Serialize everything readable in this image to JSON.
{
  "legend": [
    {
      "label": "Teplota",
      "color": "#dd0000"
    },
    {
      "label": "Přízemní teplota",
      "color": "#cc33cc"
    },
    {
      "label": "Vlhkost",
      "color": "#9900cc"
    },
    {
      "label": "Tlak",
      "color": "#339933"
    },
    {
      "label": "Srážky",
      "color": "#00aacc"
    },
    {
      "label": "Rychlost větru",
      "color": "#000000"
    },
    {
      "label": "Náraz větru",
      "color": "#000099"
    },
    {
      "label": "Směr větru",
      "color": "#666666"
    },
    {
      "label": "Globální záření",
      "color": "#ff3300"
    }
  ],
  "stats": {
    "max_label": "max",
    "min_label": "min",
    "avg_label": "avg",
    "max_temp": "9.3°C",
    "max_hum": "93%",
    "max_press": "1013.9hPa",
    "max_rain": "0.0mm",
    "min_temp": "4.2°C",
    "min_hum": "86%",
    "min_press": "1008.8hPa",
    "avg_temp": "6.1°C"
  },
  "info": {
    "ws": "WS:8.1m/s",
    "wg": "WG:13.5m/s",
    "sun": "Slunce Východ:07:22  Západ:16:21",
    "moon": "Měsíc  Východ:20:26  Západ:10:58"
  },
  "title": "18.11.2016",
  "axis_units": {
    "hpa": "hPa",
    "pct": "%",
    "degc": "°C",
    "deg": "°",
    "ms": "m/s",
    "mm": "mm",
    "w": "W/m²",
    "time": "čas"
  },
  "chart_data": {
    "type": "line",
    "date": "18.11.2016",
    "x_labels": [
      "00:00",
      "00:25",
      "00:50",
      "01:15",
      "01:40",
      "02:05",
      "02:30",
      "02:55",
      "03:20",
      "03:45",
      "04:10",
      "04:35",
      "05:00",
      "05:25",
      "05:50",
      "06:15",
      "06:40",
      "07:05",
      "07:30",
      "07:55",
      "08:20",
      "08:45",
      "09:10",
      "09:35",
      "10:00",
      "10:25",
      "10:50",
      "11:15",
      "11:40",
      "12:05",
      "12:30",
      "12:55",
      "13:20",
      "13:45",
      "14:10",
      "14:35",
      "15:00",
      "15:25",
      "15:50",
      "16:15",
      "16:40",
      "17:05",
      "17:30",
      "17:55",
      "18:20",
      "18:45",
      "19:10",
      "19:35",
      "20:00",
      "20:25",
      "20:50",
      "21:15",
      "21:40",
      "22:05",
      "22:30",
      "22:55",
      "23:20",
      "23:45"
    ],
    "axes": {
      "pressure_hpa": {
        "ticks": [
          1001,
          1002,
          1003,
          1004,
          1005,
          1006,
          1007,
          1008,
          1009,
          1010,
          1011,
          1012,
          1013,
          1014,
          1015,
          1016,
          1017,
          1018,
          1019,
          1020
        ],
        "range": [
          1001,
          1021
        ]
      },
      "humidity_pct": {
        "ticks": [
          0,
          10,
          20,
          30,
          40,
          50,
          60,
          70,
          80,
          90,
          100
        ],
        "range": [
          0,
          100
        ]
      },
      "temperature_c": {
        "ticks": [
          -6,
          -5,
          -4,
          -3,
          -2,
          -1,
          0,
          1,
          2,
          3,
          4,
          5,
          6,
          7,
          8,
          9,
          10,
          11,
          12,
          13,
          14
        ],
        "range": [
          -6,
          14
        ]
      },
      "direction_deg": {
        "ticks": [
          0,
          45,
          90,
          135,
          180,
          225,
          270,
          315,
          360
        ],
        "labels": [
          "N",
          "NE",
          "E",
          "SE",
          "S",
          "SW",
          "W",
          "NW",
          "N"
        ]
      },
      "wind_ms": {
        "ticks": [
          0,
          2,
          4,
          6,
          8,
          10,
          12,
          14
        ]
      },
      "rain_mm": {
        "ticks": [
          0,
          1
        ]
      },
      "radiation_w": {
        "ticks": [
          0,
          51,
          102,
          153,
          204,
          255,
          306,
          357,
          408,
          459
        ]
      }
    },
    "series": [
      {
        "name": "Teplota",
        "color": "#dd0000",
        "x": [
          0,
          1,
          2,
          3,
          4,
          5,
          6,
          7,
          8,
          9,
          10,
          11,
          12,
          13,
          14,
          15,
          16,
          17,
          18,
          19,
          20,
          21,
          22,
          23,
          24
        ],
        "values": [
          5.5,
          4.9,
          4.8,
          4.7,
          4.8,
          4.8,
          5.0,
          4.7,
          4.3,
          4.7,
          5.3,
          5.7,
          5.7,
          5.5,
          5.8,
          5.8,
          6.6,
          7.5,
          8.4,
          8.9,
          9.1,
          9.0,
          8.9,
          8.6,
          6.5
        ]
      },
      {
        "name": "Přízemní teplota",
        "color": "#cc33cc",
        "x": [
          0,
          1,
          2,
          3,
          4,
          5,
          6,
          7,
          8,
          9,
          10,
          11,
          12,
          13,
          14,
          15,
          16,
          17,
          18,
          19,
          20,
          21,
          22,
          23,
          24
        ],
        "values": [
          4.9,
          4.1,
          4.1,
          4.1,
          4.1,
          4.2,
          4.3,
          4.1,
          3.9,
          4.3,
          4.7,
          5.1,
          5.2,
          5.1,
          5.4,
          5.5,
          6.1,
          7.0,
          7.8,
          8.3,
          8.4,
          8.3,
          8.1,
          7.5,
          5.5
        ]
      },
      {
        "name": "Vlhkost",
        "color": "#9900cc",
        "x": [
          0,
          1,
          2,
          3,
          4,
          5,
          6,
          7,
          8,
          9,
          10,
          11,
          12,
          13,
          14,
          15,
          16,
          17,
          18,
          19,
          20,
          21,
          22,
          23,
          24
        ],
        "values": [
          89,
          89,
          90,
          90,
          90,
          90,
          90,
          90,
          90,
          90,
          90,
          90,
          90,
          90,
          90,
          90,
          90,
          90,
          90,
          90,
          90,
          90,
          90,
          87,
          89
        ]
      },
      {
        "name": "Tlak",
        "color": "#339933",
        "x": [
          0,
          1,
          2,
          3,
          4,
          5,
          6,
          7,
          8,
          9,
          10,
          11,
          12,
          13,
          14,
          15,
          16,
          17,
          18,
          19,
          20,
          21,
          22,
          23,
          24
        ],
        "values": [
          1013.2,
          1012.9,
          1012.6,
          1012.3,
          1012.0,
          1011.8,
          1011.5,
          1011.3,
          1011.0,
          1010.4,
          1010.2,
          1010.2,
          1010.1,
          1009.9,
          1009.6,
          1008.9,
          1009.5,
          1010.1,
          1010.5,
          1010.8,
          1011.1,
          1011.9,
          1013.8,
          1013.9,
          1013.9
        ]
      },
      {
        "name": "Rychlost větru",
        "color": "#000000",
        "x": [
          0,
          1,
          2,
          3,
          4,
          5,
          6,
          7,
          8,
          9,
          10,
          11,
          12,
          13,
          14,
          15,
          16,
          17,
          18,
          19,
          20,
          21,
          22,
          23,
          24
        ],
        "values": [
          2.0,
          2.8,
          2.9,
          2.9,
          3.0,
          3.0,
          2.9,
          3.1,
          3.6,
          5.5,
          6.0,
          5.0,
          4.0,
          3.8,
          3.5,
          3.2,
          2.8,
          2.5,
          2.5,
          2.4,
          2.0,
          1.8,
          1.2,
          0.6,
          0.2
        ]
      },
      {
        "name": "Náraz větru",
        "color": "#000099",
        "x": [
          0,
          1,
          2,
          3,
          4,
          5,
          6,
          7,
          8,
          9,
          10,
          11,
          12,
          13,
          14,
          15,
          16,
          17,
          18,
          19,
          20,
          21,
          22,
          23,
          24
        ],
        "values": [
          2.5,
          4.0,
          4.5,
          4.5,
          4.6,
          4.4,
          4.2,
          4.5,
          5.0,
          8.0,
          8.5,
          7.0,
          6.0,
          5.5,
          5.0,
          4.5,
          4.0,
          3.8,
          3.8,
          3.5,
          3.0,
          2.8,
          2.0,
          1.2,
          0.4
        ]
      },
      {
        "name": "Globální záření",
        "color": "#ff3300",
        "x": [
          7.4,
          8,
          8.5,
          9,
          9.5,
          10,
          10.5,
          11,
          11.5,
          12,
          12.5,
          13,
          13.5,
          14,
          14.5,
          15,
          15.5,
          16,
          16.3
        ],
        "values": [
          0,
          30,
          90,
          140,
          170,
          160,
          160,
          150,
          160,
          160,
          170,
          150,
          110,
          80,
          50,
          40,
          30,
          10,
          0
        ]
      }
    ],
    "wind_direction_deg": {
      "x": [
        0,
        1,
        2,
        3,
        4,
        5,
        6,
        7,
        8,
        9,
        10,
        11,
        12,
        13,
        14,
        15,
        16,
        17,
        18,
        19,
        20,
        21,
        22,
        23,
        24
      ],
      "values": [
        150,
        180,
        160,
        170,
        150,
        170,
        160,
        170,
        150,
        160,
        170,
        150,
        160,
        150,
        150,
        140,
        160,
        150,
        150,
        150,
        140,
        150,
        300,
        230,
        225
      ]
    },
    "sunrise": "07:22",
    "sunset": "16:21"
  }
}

◆ ◆ ◆ ◆ ◆ ◆ ◆

▸ What you will do
Search the data for "Východ" and list every line in which it occurs.

▸ Answer to the task
    "sun": "Slunce Východ:07:22  Západ:16:21",
    "moon": "Měsíc  Východ:20:26  Západ:10:58"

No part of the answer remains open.